> EXERCISE GOAL
Search the listing below for the string "name" and copy every line where it occurs.
%%
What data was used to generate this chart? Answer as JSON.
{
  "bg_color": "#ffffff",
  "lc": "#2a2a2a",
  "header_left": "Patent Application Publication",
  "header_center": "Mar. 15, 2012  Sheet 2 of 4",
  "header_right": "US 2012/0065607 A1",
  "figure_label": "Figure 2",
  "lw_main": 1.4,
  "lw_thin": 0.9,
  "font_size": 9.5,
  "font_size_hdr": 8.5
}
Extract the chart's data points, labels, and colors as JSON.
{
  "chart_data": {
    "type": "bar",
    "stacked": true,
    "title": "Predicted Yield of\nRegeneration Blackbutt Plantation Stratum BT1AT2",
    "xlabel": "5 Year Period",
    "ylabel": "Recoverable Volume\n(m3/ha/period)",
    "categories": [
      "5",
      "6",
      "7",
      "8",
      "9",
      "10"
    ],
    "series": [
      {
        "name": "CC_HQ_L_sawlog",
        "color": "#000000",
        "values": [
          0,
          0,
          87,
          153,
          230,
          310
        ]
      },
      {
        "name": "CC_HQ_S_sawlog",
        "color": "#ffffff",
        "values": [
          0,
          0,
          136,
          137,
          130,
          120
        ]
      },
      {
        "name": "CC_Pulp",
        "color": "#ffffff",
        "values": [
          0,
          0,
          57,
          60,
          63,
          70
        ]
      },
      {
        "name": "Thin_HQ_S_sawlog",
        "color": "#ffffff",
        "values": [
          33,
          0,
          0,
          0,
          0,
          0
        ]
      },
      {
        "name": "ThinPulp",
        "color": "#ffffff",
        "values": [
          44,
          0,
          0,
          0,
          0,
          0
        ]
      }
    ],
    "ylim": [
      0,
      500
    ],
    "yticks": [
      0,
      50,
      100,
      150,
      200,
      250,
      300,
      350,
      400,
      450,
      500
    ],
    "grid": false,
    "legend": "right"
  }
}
%%
> RIGHT ANSWER
        "name": "CC_HQ_L_sawlog",
        "name": "CC_HQ_S_sawlog",
        "name": "CC_Pulp",
        "name": "Thin_HQ_S_sawlog",
        "name": "ThinPulp",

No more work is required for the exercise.